* DIRECTION
Search the records for the word "title" and pick out every line that has it.

* WORKING DATA
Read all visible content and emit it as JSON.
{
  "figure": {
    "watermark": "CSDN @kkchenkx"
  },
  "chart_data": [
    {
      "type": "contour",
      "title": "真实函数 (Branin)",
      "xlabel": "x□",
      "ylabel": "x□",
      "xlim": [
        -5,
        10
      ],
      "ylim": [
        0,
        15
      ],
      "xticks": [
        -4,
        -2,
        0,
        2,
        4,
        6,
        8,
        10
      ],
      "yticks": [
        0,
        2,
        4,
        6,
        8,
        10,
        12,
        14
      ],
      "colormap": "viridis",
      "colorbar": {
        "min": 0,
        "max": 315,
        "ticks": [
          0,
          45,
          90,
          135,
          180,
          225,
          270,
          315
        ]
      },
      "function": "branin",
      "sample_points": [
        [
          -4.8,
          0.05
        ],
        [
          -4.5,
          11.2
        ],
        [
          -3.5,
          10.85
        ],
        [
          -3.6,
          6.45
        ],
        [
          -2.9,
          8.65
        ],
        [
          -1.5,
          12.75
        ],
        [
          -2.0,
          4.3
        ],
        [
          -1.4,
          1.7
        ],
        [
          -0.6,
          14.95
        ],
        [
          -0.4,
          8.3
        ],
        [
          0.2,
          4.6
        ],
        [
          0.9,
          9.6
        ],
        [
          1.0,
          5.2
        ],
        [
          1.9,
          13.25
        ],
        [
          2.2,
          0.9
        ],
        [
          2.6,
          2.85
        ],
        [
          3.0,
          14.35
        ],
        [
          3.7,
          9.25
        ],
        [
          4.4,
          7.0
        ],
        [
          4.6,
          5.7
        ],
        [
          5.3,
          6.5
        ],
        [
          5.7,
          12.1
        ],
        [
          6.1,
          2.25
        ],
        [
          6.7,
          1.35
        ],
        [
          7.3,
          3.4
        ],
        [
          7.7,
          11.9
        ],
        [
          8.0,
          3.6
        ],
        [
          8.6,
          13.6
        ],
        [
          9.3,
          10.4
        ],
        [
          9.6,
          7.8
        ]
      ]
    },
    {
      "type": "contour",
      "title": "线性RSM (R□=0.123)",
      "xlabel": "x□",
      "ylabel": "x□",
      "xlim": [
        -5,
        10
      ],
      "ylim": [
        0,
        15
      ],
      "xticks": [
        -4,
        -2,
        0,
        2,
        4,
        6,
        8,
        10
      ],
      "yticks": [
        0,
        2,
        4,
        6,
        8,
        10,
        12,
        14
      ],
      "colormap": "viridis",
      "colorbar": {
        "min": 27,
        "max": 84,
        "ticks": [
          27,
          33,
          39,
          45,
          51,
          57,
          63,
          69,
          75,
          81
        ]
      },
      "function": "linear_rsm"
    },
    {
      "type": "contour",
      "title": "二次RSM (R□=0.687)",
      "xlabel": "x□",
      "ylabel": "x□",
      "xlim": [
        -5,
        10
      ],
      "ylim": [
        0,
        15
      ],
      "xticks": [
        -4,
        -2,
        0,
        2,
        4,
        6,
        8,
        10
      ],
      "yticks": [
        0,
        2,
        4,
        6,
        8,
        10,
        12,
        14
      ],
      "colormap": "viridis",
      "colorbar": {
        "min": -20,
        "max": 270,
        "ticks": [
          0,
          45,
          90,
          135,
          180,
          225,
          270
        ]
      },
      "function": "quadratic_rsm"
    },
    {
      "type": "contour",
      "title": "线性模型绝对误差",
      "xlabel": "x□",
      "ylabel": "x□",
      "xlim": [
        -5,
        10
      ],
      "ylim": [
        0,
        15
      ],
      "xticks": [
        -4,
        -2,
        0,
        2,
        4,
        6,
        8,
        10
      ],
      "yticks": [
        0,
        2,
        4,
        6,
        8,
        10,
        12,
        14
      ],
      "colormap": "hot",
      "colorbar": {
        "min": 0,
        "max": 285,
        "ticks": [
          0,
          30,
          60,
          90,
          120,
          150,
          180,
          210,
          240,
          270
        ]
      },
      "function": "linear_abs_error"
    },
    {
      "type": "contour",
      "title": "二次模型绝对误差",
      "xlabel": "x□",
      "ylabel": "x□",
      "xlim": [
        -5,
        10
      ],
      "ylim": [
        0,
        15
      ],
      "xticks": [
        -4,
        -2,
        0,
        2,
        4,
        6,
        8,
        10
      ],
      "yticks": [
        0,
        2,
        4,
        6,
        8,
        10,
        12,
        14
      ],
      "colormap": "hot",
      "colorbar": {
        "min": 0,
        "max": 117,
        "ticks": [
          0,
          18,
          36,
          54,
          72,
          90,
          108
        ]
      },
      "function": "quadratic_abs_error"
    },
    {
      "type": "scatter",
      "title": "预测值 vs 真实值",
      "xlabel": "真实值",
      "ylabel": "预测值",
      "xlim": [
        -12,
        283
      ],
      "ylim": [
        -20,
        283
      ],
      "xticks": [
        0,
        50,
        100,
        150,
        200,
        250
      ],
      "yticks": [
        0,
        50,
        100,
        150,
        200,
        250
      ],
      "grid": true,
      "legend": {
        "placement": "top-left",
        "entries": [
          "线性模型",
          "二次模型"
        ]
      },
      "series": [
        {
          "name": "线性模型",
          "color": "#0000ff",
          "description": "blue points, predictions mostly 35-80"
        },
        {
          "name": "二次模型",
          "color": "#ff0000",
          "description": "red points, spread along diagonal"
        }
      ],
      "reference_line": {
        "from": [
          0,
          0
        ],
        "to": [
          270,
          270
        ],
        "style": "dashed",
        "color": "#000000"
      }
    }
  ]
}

* RESULT FOR THIS EXERCISE
      "title": "真实函数 (Branin)",
      "title": "线性RSM (R□=0.123)",
      "title": "二次RSM (R□=0.687)",
      "title": "线性模型绝对误差",
      "title": "二次模型绝对误差",
      "title": "预测值 vs 真实值",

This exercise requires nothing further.